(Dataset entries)
- - - - -

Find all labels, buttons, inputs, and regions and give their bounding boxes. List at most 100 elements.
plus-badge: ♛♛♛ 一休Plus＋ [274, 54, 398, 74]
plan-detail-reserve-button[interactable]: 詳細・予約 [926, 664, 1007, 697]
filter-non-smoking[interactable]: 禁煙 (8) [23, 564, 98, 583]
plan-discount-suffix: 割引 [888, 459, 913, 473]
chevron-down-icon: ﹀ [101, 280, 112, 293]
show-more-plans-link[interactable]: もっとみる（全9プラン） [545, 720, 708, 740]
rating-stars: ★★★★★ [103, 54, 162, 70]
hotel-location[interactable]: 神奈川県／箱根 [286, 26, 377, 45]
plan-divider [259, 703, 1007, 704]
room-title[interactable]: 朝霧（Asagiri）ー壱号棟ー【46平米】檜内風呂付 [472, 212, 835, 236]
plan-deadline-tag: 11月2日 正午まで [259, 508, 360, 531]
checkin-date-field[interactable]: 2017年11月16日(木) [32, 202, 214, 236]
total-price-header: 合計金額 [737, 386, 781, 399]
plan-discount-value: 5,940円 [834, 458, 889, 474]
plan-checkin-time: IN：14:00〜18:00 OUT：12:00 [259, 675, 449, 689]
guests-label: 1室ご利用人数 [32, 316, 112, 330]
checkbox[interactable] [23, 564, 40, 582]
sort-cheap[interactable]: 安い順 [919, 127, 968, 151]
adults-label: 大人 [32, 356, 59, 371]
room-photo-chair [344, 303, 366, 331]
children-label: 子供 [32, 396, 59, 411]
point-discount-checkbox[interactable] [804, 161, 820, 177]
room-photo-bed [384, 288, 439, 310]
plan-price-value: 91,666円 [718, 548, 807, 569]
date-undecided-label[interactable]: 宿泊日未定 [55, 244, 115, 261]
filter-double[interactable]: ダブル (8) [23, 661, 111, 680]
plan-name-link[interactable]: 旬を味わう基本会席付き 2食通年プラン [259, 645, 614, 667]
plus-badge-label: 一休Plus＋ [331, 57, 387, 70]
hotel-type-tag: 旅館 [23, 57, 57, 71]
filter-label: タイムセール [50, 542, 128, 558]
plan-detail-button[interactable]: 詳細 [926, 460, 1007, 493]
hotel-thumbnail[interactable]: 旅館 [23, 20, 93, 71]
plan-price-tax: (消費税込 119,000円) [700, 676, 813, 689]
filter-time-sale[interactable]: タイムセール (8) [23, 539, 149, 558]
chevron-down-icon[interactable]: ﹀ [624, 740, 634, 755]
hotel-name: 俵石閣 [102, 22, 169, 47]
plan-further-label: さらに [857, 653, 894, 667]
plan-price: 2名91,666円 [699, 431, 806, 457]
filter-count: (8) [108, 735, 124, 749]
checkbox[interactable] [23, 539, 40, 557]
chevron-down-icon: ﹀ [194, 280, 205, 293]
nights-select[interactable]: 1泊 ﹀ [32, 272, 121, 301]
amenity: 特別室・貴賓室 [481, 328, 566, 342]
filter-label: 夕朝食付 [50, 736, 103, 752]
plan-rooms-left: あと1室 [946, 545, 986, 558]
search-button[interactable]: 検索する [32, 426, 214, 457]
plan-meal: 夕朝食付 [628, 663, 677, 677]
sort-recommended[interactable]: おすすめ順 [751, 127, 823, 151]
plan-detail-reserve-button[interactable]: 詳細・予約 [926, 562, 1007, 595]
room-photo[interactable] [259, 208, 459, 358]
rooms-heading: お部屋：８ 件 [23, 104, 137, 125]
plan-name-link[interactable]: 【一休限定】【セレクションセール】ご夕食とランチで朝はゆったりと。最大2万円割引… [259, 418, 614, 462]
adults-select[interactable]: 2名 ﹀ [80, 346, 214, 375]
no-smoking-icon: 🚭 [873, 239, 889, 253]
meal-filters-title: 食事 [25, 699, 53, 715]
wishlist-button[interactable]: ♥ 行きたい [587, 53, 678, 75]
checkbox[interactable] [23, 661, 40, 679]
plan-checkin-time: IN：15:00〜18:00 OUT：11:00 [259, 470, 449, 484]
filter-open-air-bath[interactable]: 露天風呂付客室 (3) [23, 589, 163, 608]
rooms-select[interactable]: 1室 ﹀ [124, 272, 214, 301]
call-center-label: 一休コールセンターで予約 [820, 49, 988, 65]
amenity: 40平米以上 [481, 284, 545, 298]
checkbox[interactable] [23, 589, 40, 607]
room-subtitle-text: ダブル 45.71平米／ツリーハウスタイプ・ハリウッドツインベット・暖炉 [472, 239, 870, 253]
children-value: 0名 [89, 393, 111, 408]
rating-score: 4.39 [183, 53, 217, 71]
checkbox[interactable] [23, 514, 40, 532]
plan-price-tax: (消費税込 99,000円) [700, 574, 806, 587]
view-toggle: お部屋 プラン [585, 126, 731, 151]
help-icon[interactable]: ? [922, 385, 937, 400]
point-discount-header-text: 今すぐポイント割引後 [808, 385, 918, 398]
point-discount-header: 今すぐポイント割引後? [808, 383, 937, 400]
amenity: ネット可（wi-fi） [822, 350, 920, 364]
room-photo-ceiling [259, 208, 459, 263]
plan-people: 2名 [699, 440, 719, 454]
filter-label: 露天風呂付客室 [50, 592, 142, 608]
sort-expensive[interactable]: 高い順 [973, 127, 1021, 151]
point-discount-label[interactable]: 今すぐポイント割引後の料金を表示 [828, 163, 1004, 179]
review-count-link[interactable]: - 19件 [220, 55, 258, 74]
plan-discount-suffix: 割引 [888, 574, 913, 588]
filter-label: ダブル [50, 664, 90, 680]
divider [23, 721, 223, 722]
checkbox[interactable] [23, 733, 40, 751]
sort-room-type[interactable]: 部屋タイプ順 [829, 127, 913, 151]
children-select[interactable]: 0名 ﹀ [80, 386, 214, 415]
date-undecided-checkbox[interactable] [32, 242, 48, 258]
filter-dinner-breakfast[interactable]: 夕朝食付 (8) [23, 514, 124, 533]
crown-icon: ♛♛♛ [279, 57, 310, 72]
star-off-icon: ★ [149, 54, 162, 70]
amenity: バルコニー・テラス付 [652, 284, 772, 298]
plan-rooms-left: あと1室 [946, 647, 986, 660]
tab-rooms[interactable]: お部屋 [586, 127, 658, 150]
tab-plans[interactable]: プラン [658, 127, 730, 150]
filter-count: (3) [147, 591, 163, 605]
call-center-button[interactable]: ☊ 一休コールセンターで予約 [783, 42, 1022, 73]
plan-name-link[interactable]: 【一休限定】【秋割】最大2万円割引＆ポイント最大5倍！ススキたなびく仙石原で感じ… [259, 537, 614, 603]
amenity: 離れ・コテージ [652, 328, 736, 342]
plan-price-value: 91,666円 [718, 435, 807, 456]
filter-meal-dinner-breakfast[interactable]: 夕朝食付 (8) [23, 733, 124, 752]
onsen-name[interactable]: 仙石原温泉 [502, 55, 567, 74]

- - - - -

Given exercise: Please rewrite each record above with "bounding boxes" switched to "box coordinates", leaving every other word unchanged.

Output of the exercise:
Find all labels, buttons, inputs, and regions and give their box coordinates. List at most 100 elements.
plus-badge: ♛♛♛ 一休Plus＋ [274, 54, 398, 74]
plan-detail-reserve-button[interactable]: 詳細・予約 [926, 664, 1007, 697]
filter-non-smoking[interactable]: 禁煙 (8) [23, 564, 98, 583]
plan-discount-suffix: 割引 [888, 459, 913, 473]
chevron-down-icon: ﹀ [101, 280, 112, 293]
show-more-plans-link[interactable]: もっとみる（全9プラン） [545, 720, 708, 740]
rating-stars: ★★★★★ [103, 54, 162, 70]
hotel-location[interactable]: 神奈川県／箱根 [286, 26, 377, 45]
plan-divider [259, 703, 1007, 704]
room-title[interactable]: 朝霧（Asagiri）ー壱号棟ー【46平米】檜内風呂付 [472, 212, 835, 236]
plan-deadline-tag: 11月2日 正午まで [259, 508, 360, 531]
checkin-date-field[interactable]: 2017年11月16日(木) [32, 202, 214, 236]
total-price-header: 合計金額 [737, 386, 781, 399]
plan-discount-value: 5,940円 [834, 458, 889, 474]
plan-checkin-time: IN：14:00〜18:00 OUT：12:00 [259, 675, 449, 689]
guests-label: 1室ご利用人数 [32, 316, 112, 330]
checkbox[interactable] [23, 564, 40, 582]
sort-cheap[interactable]: 安い順 [919, 127, 968, 151]
adults-label: 大人 [32, 356, 59, 371]
room-photo-chair [344, 303, 366, 331]
children-label: 子供 [32, 396, 59, 411]
point-discount-checkbox[interactable] [804, 161, 820, 177]
room-photo-bed [384, 288, 439, 310]
plan-price-value: 91,666円 [718, 548, 807, 569]
date-undecided-label[interactable]: 宿泊日未定 [55, 244, 115, 261]
filter-double[interactable]: ダブル (8) [23, 661, 111, 680]
plan-name-link[interactable]: 旬を味わう基本会席付き 2食通年プラン [259, 645, 614, 667]
plus-badge-label: 一休Plus＋ [331, 57, 387, 70]
hotel-type-tag: 旅館 [23, 57, 57, 71]
filter-label: タイムセール [50, 542, 128, 558]
plan-detail-button[interactable]: 詳細 [926, 460, 1007, 493]
hotel-thumbnail[interactable]: 旅館 [23, 20, 93, 71]
plan-price-tax: (消費税込 119,000円) [700, 676, 813, 689]
filter-time-sale[interactable]: タイムセール (8) [23, 539, 149, 558]
chevron-down-icon[interactable]: ﹀ [624, 740, 634, 755]
hotel-name: 俵石閣 [102, 22, 169, 47]
plan-further-label: さらに [857, 653, 894, 667]
plan-price: 2名91,666円 [699, 431, 806, 457]
filter-count: (8) [108, 735, 124, 749]
checkbox[interactable] [23, 539, 40, 557]
chevron-down-icon: ﹀ [194, 280, 205, 293]
nights-select[interactable]: 1泊 ﹀ [32, 272, 121, 301]
amenity: 特別室・貴賓室 [481, 328, 566, 342]
filter-label: 夕朝食付 [50, 736, 103, 752]
plan-rooms-left: あと1室 [946, 545, 986, 558]
search-button[interactable]: 検索する [32, 426, 214, 457]
plan-meal: 夕朝食付 [628, 663, 677, 677]
sort-recommended[interactable]: おすすめ順 [751, 127, 823, 151]
plan-detail-reserve-button[interactable]: 詳細・予約 [926, 562, 1007, 595]
room-photo[interactable] [259, 208, 459, 358]
rooms-heading: お部屋：８ 件 [23, 104, 137, 125]
plan-name-link[interactable]: 【一休限定】【セレクションセール】ご夕食とランチで朝はゆったりと。最大2万円割引… [259, 418, 614, 462]
adults-select[interactable]: 2名 ﹀ [80, 346, 214, 375]
no-smoking-icon: 🚭 [873, 239, 889, 253]
meal-filters-title: 食事 [25, 699, 53, 715]
wishlist-button[interactable]: ♥ 行きたい [587, 53, 678, 75]
checkbox[interactable] [23, 661, 40, 679]
plan-checkin-time: IN：15:00〜18:00 OUT：11:00 [259, 470, 449, 484]
filter-open-air-bath[interactable]: 露天風呂付客室 (3) [23, 589, 163, 608]
rooms-select[interactable]: 1室 ﹀ [124, 272, 214, 301]
call-center-label: 一休コールセンターで予約 [820, 49, 988, 65]
amenity: 40平米以上 [481, 284, 545, 298]
checkbox[interactable] [23, 589, 40, 607]
room-subtitle-text: ダブル 45.71平米／ツリーハウスタイプ・ハリウッドツインベット・暖炉 [472, 239, 870, 253]
children-value: 0名 [89, 393, 111, 408]
rating-score: 4.39 [183, 53, 217, 71]
checkbox[interactable] [23, 514, 40, 532]
plan-price-tax: (消費税込 99,000円) [700, 574, 806, 587]
view-toggle: お部屋 プラン [585, 126, 731, 151]
help-icon[interactable]: ? [922, 385, 937, 400]
point-discount-header-text: 今すぐポイント割引後 [808, 385, 918, 398]
point-discount-header: 今すぐポイント割引後? [808, 383, 937, 400]
amenity: ネット可（wi-fi） [822, 350, 920, 364]
room-photo-ceiling [259, 208, 459, 263]
plan-people: 2名 [699, 440, 719, 454]
filter-label: 露天風呂付客室 [50, 592, 142, 608]
sort-expensive[interactable]: 高い順 [973, 127, 1021, 151]
point-discount-label[interactable]: 今すぐポイント割引後の料金を表示 [828, 163, 1004, 179]
review-count-link[interactable]: - 19件 [220, 55, 258, 74]
plan-discount-suffix: 割引 [888, 574, 913, 588]
filter-label: ダブル [50, 664, 90, 680]
divider [23, 721, 223, 722]
checkbox[interactable] [23, 733, 40, 751]
sort-room-type[interactable]: 部屋タイプ順 [829, 127, 913, 151]
children-select[interactable]: 0名 ﹀ [80, 386, 214, 415]
date-undecided-checkbox[interactable] [32, 242, 48, 258]
filter-dinner-breakfast[interactable]: 夕朝食付 (8) [23, 514, 124, 533]
crown-icon: ♛♛♛ [279, 57, 310, 72]
star-off-icon: ★ [149, 54, 162, 70]
amenity: バルコニー・テラス付 [652, 284, 772, 298]
plan-rooms-left: あと1室 [946, 647, 986, 660]
tab-rooms[interactable]: お部屋 [586, 127, 658, 150]
tab-plans[interactable]: プラン [658, 127, 730, 150]
filter-count: (3) [147, 591, 163, 605]
call-center-button[interactable]: ☊ 一休コールセンターで予約 [783, 42, 1022, 73]
plan-name-link[interactable]: 【一休限定】【秋割】最大2万円割引＆ポイント最大5倍！ススキたなびく仙石原で感じ… [259, 537, 614, 603]
amenity: 離れ・コテージ [652, 328, 736, 342]
plan-price-value: 91,666円 [718, 435, 807, 456]
filter-meal-dinner-breakfast[interactable]: 夕朝食付 (8) [23, 733, 124, 752]
onsen-name[interactable]: 仙石原温泉 [502, 55, 567, 74]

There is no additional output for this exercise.